## start ROWS

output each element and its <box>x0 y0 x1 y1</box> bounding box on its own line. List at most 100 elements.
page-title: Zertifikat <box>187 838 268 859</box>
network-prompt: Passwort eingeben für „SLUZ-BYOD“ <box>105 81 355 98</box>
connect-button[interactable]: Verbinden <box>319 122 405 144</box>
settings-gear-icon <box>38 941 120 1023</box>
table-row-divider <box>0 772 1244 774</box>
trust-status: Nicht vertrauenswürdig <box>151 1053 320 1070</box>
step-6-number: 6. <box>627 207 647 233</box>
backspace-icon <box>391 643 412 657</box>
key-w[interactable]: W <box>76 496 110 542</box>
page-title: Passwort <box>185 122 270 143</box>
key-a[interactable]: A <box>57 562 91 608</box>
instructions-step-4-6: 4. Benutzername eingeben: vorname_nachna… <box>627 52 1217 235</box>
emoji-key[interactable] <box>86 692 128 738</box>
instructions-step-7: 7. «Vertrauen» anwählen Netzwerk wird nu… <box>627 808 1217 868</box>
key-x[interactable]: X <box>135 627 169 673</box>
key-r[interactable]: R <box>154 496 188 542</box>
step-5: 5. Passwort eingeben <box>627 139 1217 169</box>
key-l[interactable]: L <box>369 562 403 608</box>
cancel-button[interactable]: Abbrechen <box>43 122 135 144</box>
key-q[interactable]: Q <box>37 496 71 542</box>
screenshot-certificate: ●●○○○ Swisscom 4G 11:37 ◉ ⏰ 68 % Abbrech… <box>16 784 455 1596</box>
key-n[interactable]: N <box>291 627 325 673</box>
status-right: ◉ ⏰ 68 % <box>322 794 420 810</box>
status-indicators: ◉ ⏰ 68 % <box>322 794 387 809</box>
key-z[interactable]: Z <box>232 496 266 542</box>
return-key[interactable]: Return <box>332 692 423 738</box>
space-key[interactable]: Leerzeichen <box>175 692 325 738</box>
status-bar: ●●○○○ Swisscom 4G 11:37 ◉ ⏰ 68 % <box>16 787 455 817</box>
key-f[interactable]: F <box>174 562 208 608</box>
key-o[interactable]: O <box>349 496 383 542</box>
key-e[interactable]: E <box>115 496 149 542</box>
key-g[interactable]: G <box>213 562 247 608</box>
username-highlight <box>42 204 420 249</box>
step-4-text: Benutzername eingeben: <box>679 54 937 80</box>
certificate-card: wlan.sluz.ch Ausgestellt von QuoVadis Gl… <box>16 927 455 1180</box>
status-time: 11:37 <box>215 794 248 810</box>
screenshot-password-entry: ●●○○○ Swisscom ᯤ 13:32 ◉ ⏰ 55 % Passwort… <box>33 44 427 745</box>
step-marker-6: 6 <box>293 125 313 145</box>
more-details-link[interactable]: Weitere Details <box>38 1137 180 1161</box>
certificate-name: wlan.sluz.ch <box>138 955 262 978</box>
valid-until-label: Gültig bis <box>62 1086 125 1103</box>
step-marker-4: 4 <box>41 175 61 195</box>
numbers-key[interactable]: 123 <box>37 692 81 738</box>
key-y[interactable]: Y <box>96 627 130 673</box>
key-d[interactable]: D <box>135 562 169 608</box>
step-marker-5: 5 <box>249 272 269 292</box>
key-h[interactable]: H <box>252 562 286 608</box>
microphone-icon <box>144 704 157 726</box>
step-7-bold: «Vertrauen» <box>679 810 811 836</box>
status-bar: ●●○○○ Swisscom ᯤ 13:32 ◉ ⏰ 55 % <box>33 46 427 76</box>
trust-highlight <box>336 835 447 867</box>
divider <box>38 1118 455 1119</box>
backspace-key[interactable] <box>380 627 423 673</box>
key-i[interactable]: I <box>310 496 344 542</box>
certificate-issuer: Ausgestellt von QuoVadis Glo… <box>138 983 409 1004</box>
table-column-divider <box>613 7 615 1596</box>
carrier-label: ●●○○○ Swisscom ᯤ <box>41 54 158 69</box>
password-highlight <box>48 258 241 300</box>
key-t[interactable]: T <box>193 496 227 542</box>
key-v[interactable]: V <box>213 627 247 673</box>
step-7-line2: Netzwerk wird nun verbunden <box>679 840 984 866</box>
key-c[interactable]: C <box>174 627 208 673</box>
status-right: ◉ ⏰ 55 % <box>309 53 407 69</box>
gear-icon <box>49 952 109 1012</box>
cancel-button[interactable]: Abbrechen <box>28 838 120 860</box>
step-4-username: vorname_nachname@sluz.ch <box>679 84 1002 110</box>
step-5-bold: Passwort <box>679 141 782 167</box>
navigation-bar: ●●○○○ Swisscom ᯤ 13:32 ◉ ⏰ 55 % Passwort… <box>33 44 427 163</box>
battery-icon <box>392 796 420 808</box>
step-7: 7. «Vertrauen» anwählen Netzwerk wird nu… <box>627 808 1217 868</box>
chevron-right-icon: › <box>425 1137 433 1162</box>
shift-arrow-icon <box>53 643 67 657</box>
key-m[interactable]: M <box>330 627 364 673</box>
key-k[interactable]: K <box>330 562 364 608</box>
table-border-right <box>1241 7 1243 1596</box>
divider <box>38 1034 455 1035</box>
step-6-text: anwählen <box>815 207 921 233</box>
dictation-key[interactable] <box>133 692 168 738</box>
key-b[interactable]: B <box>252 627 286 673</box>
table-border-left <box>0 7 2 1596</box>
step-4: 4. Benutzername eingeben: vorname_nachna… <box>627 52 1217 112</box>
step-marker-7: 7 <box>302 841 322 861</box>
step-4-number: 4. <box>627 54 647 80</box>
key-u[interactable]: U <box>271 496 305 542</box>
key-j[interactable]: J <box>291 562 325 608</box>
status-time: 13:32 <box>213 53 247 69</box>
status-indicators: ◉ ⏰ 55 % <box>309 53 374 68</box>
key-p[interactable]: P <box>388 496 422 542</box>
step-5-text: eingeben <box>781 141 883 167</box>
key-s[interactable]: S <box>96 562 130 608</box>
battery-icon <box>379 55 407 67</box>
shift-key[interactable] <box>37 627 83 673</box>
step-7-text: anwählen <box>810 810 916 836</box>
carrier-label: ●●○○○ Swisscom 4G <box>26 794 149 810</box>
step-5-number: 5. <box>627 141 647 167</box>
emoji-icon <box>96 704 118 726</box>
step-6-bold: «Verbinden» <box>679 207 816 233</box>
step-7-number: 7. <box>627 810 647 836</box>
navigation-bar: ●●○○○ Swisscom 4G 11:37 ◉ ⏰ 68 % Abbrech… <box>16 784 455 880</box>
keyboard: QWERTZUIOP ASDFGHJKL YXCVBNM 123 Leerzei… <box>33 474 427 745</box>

## end ROWS

Return every line of the data above unchanged and in the same order.

output each element and its <box>x0 y0 x1 y1</box> bounding box on its own line. List at most 100 elements.
page-title: Zertifikat <box>187 838 268 859</box>
network-prompt: Passwort eingeben für „SLUZ-BYOD“ <box>105 81 355 98</box>
connect-button[interactable]: Verbinden <box>319 122 405 144</box>
settings-gear-icon <box>38 941 120 1023</box>
table-row-divider <box>0 772 1244 774</box>
trust-status: Nicht vertrauenswürdig <box>151 1053 320 1070</box>
step-6-number: 6. <box>627 207 647 233</box>
backspace-icon <box>391 643 412 657</box>
key-w[interactable]: W <box>76 496 110 542</box>
page-title: Passwort <box>185 122 270 143</box>
key-a[interactable]: A <box>57 562 91 608</box>
instructions-step-4-6: 4. Benutzername eingeben: vorname_nachna… <box>627 52 1217 235</box>
emoji-key[interactable] <box>86 692 128 738</box>
instructions-step-7: 7. «Vertrauen» anwählen Netzwerk wird nu… <box>627 808 1217 868</box>
key-x[interactable]: X <box>135 627 169 673</box>
key-r[interactable]: R <box>154 496 188 542</box>
step-5: 5. Passwort eingeben <box>627 139 1217 169</box>
key-l[interactable]: L <box>369 562 403 608</box>
cancel-button[interactable]: Abbrechen <box>43 122 135 144</box>
key-q[interactable]: Q <box>37 496 71 542</box>
screenshot-certificate: ●●○○○ Swisscom 4G 11:37 ◉ ⏰ 68 % Abbrech… <box>16 784 455 1596</box>
key-n[interactable]: N <box>291 627 325 673</box>
status-right: ◉ ⏰ 68 % <box>322 794 420 810</box>
status-indicators: ◉ ⏰ 68 % <box>322 794 387 809</box>
key-z[interactable]: Z <box>232 496 266 542</box>
return-key[interactable]: Return <box>332 692 423 738</box>
space-key[interactable]: Leerzeichen <box>175 692 325 738</box>
status-bar: ●●○○○ Swisscom 4G 11:37 ◉ ⏰ 68 % <box>16 787 455 817</box>
key-f[interactable]: F <box>174 562 208 608</box>
key-o[interactable]: O <box>349 496 383 542</box>
key-e[interactable]: E <box>115 496 149 542</box>
key-g[interactable]: G <box>213 562 247 608</box>
username-highlight <box>42 204 420 249</box>
step-4-text: Benutzername eingeben: <box>679 54 937 80</box>
certificate-card: wlan.sluz.ch Ausgestellt von QuoVadis Gl… <box>16 927 455 1180</box>
status-time: 11:37 <box>215 794 248 810</box>
screenshot-password-entry: ●●○○○ Swisscom ᯤ 13:32 ◉ ⏰ 55 % Passwort… <box>33 44 427 745</box>
step-marker-6: 6 <box>293 125 313 145</box>
more-details-link[interactable]: Weitere Details <box>38 1137 180 1161</box>
certificate-name: wlan.sluz.ch <box>138 955 262 978</box>
valid-until-label: Gültig bis <box>62 1086 125 1103</box>
step-marker-4: 4 <box>41 175 61 195</box>
numbers-key[interactable]: 123 <box>37 692 81 738</box>
key-y[interactable]: Y <box>96 627 130 673</box>
key-d[interactable]: D <box>135 562 169 608</box>
step-marker-5: 5 <box>249 272 269 292</box>
key-h[interactable]: H <box>252 562 286 608</box>
microphone-icon <box>144 704 157 726</box>
step-7-bold: «Vertrauen» <box>679 810 811 836</box>
status-bar: ●●○○○ Swisscom ᯤ 13:32 ◉ ⏰ 55 % <box>33 46 427 76</box>
trust-highlight <box>336 835 447 867</box>
divider <box>38 1118 455 1119</box>
backspace-key[interactable] <box>380 627 423 673</box>
key-i[interactable]: I <box>310 496 344 542</box>
certificate-issuer: Ausgestellt von QuoVadis Glo… <box>138 983 409 1004</box>
table-column-divider <box>613 7 615 1596</box>
carrier-label: ●●○○○ Swisscom ᯤ <box>41 54 158 69</box>
password-highlight <box>48 258 241 300</box>
key-t[interactable]: T <box>193 496 227 542</box>
key-v[interactable]: V <box>213 627 247 673</box>
step-7-line2: Netzwerk wird nun verbunden <box>679 840 984 866</box>
key-c[interactable]: C <box>174 627 208 673</box>
status-right: ◉ ⏰ 55 % <box>309 53 407 69</box>
gear-icon <box>49 952 109 1012</box>
cancel-button[interactable]: Abbrechen <box>28 838 120 860</box>
step-4-username: vorname_nachname@sluz.ch <box>679 84 1002 110</box>
step-5-bold: Passwort <box>679 141 782 167</box>
navigation-bar: ●●○○○ Swisscom ᯤ 13:32 ◉ ⏰ 55 % Passwort… <box>33 44 427 163</box>
battery-icon <box>392 796 420 808</box>
step-7: 7. «Vertrauen» anwählen Netzwerk wird nu… <box>627 808 1217 868</box>
chevron-right-icon: › <box>425 1137 433 1162</box>
shift-arrow-icon <box>53 643 67 657</box>
key-m[interactable]: M <box>330 627 364 673</box>
key-k[interactable]: K <box>330 562 364 608</box>
table-border-right <box>1241 7 1243 1596</box>
divider <box>38 1034 455 1035</box>
step-6-text: anwählen <box>815 207 921 233</box>
dictation-key[interactable] <box>133 692 168 738</box>
key-b[interactable]: B <box>252 627 286 673</box>
table-border-left <box>0 7 2 1596</box>
step-4: 4. Benutzername eingeben: vorname_nachna… <box>627 52 1217 112</box>
step-marker-7: 7 <box>302 841 322 861</box>
step-4-number: 4. <box>627 54 647 80</box>
key-u[interactable]: U <box>271 496 305 542</box>
key-j[interactable]: J <box>291 562 325 608</box>
status-time: 13:32 <box>213 53 247 69</box>
status-indicators: ◉ ⏰ 55 % <box>309 53 374 68</box>
key-p[interactable]: P <box>388 496 422 542</box>
step-5-text: eingeben <box>781 141 883 167</box>
key-s[interactable]: S <box>96 562 130 608</box>
battery-icon <box>379 55 407 67</box>
shift-key[interactable] <box>37 627 83 673</box>
step-7-text: anwählen <box>810 810 916 836</box>
carrier-label: ●●○○○ Swisscom 4G <box>26 794 149 810</box>
step-5-number: 5. <box>627 141 647 167</box>
emoji-icon <box>96 704 118 726</box>
step-6-bold: «Verbinden» <box>679 207 816 233</box>
step-7-number: 7. <box>627 810 647 836</box>
navigation-bar: ●●○○○ Swisscom 4G 11:37 ◉ ⏰ 68 % Abbrech… <box>16 784 455 880</box>
keyboard: QWERTZUIOP ASDFGHJKL YXCVBNM 123 Leerzei… <box>33 474 427 745</box>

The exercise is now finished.